(Work instructions): Can you pull out each line of the data below that includes the word "header"?

(Records shown):
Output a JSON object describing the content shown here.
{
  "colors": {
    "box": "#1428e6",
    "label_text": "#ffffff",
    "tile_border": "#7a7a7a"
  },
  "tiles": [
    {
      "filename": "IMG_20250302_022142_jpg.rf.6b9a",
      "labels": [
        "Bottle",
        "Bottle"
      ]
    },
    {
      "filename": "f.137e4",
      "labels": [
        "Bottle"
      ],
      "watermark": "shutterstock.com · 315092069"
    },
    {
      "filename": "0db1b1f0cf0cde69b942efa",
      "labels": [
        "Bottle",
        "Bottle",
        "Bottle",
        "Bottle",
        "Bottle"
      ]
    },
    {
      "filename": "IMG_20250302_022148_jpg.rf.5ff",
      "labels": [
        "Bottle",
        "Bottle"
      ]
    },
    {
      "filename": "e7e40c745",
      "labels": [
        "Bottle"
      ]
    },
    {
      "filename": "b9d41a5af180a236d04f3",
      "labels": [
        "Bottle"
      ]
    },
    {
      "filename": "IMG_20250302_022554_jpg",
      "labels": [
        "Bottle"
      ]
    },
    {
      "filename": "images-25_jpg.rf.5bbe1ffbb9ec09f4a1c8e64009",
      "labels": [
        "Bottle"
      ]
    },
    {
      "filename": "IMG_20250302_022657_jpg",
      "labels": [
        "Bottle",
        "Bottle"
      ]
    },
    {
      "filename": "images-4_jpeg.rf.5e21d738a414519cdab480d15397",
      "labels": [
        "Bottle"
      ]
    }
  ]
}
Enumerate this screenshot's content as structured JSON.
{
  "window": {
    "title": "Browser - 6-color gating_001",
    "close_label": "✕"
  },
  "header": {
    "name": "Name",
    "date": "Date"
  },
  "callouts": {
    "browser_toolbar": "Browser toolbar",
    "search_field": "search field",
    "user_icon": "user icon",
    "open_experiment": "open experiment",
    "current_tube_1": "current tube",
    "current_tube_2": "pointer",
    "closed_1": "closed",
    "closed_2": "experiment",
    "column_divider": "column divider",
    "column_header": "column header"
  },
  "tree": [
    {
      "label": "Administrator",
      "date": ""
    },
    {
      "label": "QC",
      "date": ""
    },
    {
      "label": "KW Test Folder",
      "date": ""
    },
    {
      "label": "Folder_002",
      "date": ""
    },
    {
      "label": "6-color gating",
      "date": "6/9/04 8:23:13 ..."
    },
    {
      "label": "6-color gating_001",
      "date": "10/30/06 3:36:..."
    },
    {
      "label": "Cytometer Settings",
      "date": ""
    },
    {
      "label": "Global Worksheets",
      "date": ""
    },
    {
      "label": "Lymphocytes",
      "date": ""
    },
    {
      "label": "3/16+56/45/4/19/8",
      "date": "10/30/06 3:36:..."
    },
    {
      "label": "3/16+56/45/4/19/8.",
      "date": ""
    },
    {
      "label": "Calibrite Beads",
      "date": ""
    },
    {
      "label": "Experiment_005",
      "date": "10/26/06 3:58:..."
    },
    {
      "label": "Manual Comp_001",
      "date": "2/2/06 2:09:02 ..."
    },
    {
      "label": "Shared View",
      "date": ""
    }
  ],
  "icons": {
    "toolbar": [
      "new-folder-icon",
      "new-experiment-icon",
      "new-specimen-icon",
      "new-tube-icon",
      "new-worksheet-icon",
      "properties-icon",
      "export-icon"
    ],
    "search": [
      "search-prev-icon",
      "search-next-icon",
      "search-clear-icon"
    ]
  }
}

(Reply):
  "header": {
    "column_header": "column header"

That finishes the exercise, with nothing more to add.